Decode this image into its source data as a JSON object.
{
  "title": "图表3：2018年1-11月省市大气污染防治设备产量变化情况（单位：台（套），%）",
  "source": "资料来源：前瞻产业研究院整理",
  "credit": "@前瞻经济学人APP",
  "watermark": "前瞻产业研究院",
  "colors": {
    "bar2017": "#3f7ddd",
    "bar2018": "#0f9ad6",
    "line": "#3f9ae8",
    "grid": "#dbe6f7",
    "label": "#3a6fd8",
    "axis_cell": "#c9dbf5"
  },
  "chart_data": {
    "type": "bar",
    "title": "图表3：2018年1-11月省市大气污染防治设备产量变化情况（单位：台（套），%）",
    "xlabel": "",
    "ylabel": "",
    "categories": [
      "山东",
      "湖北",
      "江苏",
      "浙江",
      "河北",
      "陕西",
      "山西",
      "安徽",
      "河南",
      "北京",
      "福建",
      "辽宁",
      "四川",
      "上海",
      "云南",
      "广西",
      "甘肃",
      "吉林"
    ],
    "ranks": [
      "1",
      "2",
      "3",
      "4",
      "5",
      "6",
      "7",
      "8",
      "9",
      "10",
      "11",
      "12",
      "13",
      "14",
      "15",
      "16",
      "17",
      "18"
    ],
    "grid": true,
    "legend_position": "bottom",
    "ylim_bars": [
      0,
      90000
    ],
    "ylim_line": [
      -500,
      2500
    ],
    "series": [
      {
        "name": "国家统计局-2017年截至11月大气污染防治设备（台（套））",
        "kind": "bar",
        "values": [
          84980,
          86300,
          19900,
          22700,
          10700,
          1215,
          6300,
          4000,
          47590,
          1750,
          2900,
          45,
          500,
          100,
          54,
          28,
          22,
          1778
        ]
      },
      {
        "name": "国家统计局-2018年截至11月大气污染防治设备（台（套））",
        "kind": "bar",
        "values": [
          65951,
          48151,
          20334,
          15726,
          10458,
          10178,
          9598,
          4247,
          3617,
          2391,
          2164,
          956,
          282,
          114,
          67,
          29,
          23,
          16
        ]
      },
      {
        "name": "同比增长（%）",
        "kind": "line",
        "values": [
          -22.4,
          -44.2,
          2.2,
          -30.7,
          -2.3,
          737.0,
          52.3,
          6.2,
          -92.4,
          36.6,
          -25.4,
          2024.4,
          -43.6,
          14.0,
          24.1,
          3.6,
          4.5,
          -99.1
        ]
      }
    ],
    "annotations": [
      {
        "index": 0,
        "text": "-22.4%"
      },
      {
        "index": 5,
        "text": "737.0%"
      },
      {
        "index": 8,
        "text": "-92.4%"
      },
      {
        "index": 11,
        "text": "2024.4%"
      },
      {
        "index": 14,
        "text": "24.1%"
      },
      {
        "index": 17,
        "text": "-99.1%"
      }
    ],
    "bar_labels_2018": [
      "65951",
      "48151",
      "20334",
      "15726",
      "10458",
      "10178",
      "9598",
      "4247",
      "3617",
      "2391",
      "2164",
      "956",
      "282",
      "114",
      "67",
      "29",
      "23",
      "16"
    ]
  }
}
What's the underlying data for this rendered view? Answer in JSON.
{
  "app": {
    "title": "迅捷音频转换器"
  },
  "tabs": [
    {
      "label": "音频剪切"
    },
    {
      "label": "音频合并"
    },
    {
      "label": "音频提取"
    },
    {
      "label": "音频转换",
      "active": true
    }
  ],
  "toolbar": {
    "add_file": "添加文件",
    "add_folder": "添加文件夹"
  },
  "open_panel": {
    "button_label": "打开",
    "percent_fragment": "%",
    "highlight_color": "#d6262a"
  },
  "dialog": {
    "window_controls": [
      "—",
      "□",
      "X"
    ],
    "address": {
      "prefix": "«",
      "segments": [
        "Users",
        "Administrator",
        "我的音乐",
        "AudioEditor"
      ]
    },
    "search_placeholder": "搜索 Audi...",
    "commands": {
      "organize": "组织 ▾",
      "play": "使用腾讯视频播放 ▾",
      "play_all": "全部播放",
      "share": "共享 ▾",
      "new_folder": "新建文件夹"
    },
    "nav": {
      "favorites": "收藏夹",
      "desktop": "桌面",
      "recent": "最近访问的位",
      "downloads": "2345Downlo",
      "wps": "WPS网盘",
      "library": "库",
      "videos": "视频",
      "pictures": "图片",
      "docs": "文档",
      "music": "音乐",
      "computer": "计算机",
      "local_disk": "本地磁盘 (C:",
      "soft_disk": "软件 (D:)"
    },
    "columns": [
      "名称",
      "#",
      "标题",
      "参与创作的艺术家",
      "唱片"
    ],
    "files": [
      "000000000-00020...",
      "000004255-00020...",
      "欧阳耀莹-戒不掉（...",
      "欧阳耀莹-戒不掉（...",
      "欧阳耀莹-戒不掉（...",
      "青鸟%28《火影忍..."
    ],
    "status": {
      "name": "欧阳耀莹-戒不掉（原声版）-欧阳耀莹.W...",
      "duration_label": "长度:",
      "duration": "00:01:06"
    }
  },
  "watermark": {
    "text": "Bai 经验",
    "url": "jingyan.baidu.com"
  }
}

--------------------

- Challenge
Repeat exactly the lines above, starting with the line that contains "What's the underlying" and ending with the last line, both included, and nothing else.

- Output below
What's the underlying data for this rendered view? Answer in JSON.
{
  "app": {
    "title": "迅捷音频转换器"
  },
  "tabs": [
    {
      "label": "音频剪切"
    },
    {
      "label": "音频合并"
    },
    {
      "label": "音频提取"
    },
    {
      "label": "音频转换",
      "active": true
    }
  ],
  "toolbar": {
    "add_file": "添加文件",
    "add_folder": "添加文件夹"
  },
  "open_panel": {
    "button_label": "打开",
    "percent_fragment": "%",
    "highlight_color": "#d6262a"
  },
  "dialog": {
    "window_controls": [
      "—",
      "□",
      "X"
    ],
    "address": {
      "prefix": "«",
      "segments": [
        "Users",
        "Administrator",
        "我的音乐",
        "AudioEditor"
      ]
    },
    "search_placeholder": "搜索 Audi...",
    "commands": {
      "organize": "组织 ▾",
      "play": "使用腾讯视频播放 ▾",
      "play_all": "全部播放",
      "share": "共享 ▾",
      "new_folder": "新建文件夹"
    },
    "nav": {
      "favorites": "收藏夹",
      "desktop": "桌面",
      "recent": "最近访问的位",
      "downloads": "2345Downlo",
      "wps": "WPS网盘",
      "library": "库",
      "videos": "视频",
      "pictures": "图片",
      "docs": "文档",
      "music": "音乐",
      "computer": "计算机",
      "local_disk": "本地磁盘 (C:",
      "soft_disk": "软件 (D:)"
    },
    "columns": [
      "名称",
      "#",
      "标题",
      "参与创作的艺术家",
      "唱片"
    ],
    "files": [
      "000000000-00020...",
      "000004255-00020...",
      "欧阳耀莹-戒不掉（...",
      "欧阳耀莹-戒不掉（...",
      "欧阳耀莹-戒不掉（...",
      "青鸟%28《火影忍..."
    ],
    "status": {
      "name": "欧阳耀莹-戒不掉（原声版）-欧阳耀莹.W...",
      "duration_label": "长度:",
      "duration": "00:01:06"
    }
  },
  "watermark": {
    "text": "Bai 经验",
    "url": "jingyan.baidu.com"
  }
}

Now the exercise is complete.